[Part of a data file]
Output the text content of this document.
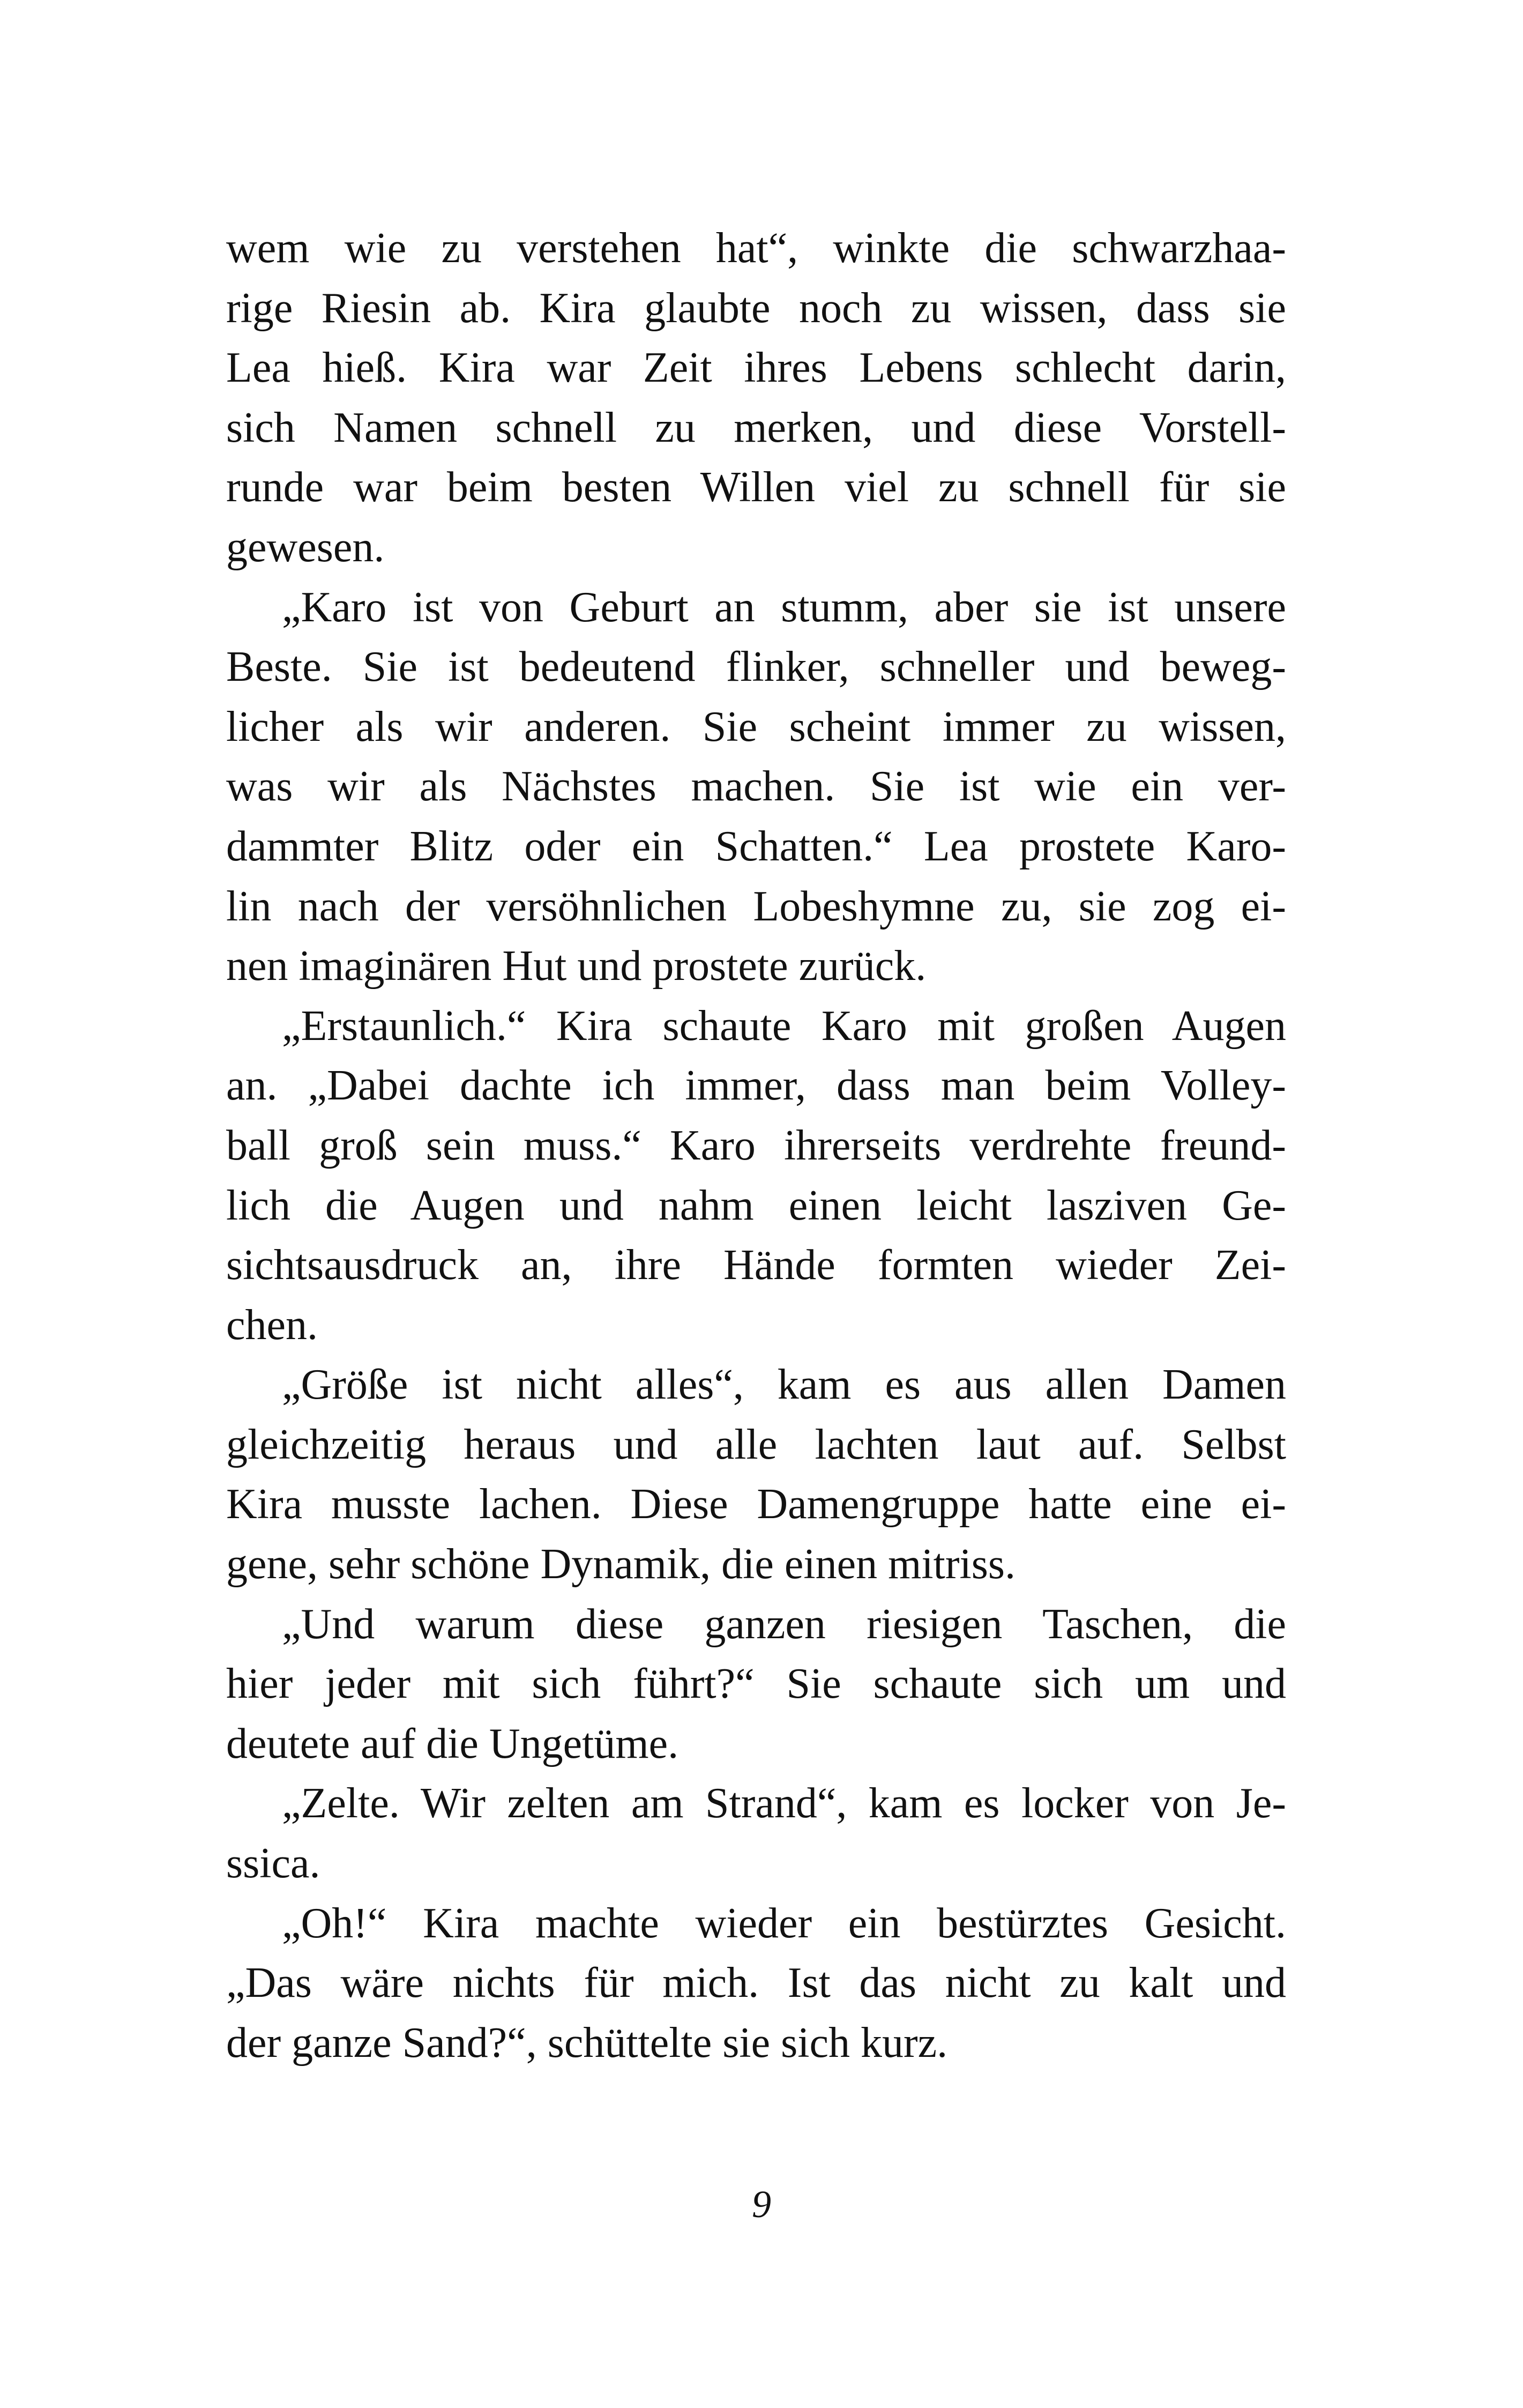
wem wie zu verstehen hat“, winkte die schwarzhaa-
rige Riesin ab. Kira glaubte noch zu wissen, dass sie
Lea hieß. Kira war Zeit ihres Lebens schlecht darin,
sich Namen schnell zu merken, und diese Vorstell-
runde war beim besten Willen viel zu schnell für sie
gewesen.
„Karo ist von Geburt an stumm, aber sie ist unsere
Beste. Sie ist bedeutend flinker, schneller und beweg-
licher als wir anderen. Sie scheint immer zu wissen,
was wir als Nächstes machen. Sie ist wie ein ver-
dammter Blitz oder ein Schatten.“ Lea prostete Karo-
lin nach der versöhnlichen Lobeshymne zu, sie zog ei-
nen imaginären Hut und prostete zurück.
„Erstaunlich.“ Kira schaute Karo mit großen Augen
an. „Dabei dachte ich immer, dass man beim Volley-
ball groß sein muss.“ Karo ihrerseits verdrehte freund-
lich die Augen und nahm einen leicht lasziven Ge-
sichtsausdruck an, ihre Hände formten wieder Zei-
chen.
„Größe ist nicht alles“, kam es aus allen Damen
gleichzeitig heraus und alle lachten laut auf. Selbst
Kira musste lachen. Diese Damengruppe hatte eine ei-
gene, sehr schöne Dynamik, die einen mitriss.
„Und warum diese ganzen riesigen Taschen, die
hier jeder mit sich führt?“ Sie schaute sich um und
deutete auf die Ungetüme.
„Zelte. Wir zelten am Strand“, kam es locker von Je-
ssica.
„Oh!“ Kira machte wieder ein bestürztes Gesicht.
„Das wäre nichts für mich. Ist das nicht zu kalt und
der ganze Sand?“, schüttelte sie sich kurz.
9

Task to carry out >> Gather all lines from the records above in which "einen" appears.

Task solution >>
lich die Augen und nahm einen leicht lasziven Ge-
gene, sehr schöne Dynamik, die einen mitriss.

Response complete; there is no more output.